Goal: Copy every line of the records below that holds the word "battery".

(Data records)
++++++++++

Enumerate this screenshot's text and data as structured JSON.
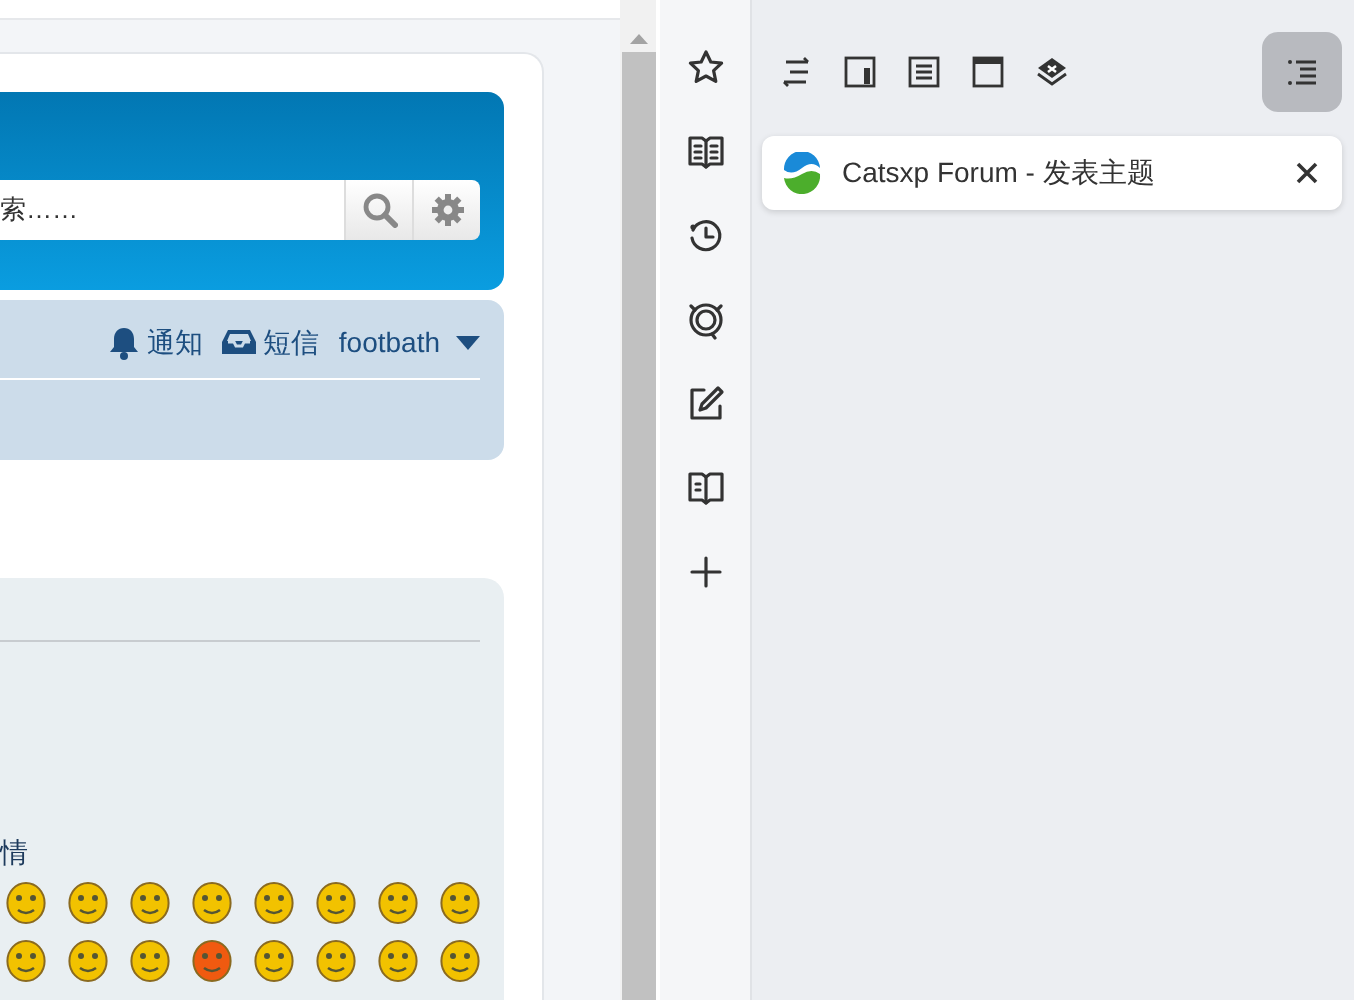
{
  "page": {
    "search": {
      "value": "索……"
    },
    "user_nav": [
      {
        "kind": "notifications",
        "label": "通知"
      },
      {
        "kind": "messages",
        "label": "短信"
      },
      {
        "kind": "user",
        "label": "footbath"
      }
    ],
    "emoticons": {
      "heading": "情",
      "rows": [
        [
          {
            "color": "#f2c200"
          },
          {
            "color": "#f2c200"
          },
          {
            "color": "#f2c200"
          },
          {
            "color": "#f2c200"
          },
          {
            "color": "#f2c200"
          },
          {
            "color": "#f2c200"
          },
          {
            "color": "#f2c200"
          },
          {
            "color": "#f2c200"
          }
        ],
        [
          {
            "color": "#f2c200"
          },
          {
            "color": "#f2c200"
          },
          {
            "color": "#f2c200"
          },
          {
            "color": "#f05a10"
          },
          {
            "color": "#f2c200"
          },
          {
            "color": "#f2c200"
          },
          {
            "color": "#f2c200"
          },
          {
            "color": "#f2c200"
          }
        ]
      ]
    }
  },
  "sidebar": {
    "rail": [
      {
        "kind": "star"
      },
      {
        "kind": "book"
      },
      {
        "kind": "history"
      },
      {
        "kind": "lens"
      },
      {
        "kind": "edit"
      },
      {
        "kind": "reader"
      },
      {
        "kind": "plus"
      }
    ],
    "toolbar": [
      {
        "kind": "swap",
        "selected": false
      },
      {
        "kind": "panel",
        "selected": false
      },
      {
        "kind": "list",
        "selected": false
      },
      {
        "kind": "window",
        "selected": false
      },
      {
        "kind": "layers",
        "selected": false
      },
      {
        "kind": "outline",
        "selected": true
      }
    ],
    "tabs": [
      {
        "title": "Catsxp Forum - 发表主题"
      }
    ]
  }
}
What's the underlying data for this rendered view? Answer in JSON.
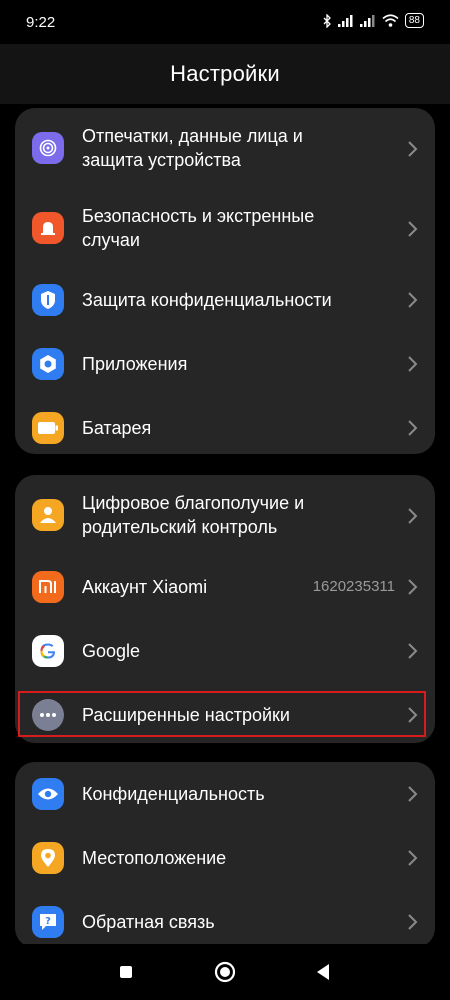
{
  "status": {
    "time": "9:22",
    "battery": "88",
    "icons": [
      "bluetooth-icon",
      "signal-icon",
      "signal-icon",
      "wifi-icon",
      "battery-icon"
    ]
  },
  "header": {
    "title": "Настройки"
  },
  "sections": [
    {
      "items": [
        {
          "id": "fingerprints",
          "label_line1": "Отпечатки, данные лица и",
          "label_line2": "защита устройства",
          "icon": "fingerprint-icon",
          "icon_color": "#7C6CEB"
        },
        {
          "id": "security",
          "label_line1": "Безопасность и экстренные",
          "label_line2": "случаи",
          "icon": "emergency-icon",
          "icon_color": "#F0572A"
        },
        {
          "id": "privacy-protection",
          "label_line1": "Защита конфиденциальности",
          "icon": "shield-icon",
          "icon_color": "#2F7DF0"
        },
        {
          "id": "apps",
          "label_line1": "Приложения",
          "icon": "apps-gear-icon",
          "icon_color": "#2F7DF0"
        },
        {
          "id": "battery",
          "label_line1": "Батарея",
          "icon": "battery-icon",
          "icon_color": "#F5A623"
        }
      ]
    },
    {
      "items": [
        {
          "id": "wellbeing",
          "label_line1": "Цифровое благополучие и",
          "label_line2": "родительский контроль",
          "icon": "person-icon",
          "icon_color": "#F5A623"
        },
        {
          "id": "xiaomi-account",
          "label_line1": "Аккаунт Xiaomi",
          "value": "1620235311",
          "icon": "mi-logo-icon",
          "icon_color": "#F26A1B"
        },
        {
          "id": "google",
          "label_line1": "Google",
          "icon": "google-icon",
          "icon_color": "#FFFFFF"
        },
        {
          "id": "advanced",
          "label_line1": "Расширенные настройки",
          "icon": "more-dots-icon",
          "icon_color": "#7B7F93"
        }
      ]
    },
    {
      "items": [
        {
          "id": "privacy",
          "label_line1": "Конфиденциальность",
          "icon": "eye-icon",
          "icon_color": "#2F7DF0"
        },
        {
          "id": "location",
          "label_line1": "Местоположение",
          "icon": "location-icon",
          "icon_color": "#F5A623"
        },
        {
          "id": "feedback",
          "label_line1": "Обратная связь",
          "icon": "feedback-icon",
          "icon_color": "#2F7DF0"
        }
      ]
    }
  ],
  "colors": {
    "background": "#000000",
    "card": "#262626",
    "header": "#141414",
    "highlight": "#D61C1C",
    "secondary_text": "#9A9A9A"
  },
  "navbar": {
    "buttons": [
      "recents-button",
      "home-button",
      "back-button"
    ]
  }
}
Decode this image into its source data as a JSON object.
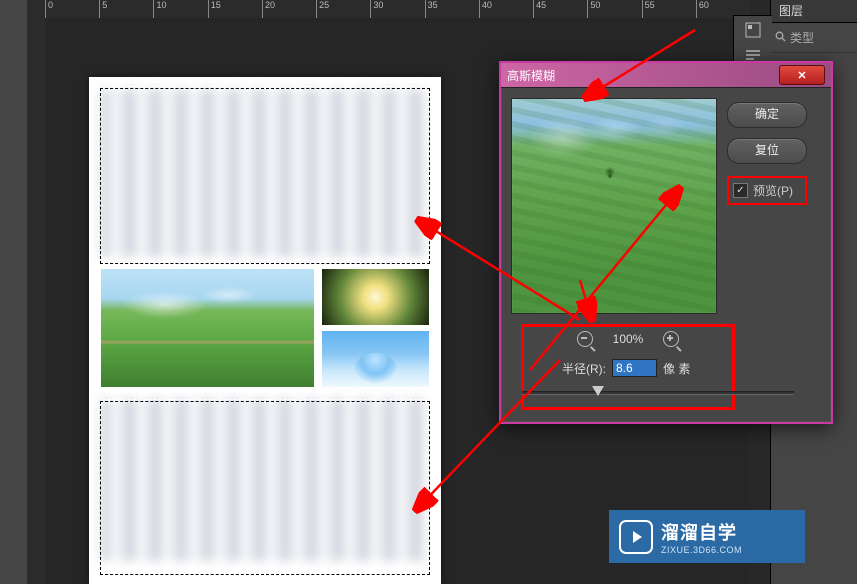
{
  "ruler": {
    "marks": [
      "0",
      "5",
      "10",
      "15",
      "20",
      "25",
      "30",
      "35",
      "40",
      "45",
      "50",
      "55",
      "60"
    ]
  },
  "layers_panel": {
    "tab": "图层",
    "search_placeholder": "类型"
  },
  "dialog": {
    "title": "高斯模糊",
    "ok": "确定",
    "cancel": "复位",
    "preview_label": "预览(P)",
    "zoom_value": "100%",
    "radius_label": "半径(R):",
    "radius_value": "8.6",
    "radius_unit": "像  素"
  },
  "watermark": {
    "name": "溜溜自学",
    "url": "ZIXUE.3D66.COM"
  }
}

++++++++++

Response for this exercise:
    "battery": "88",
      "battery-icon"
          "id": "battery",
          "icon": "battery-icon",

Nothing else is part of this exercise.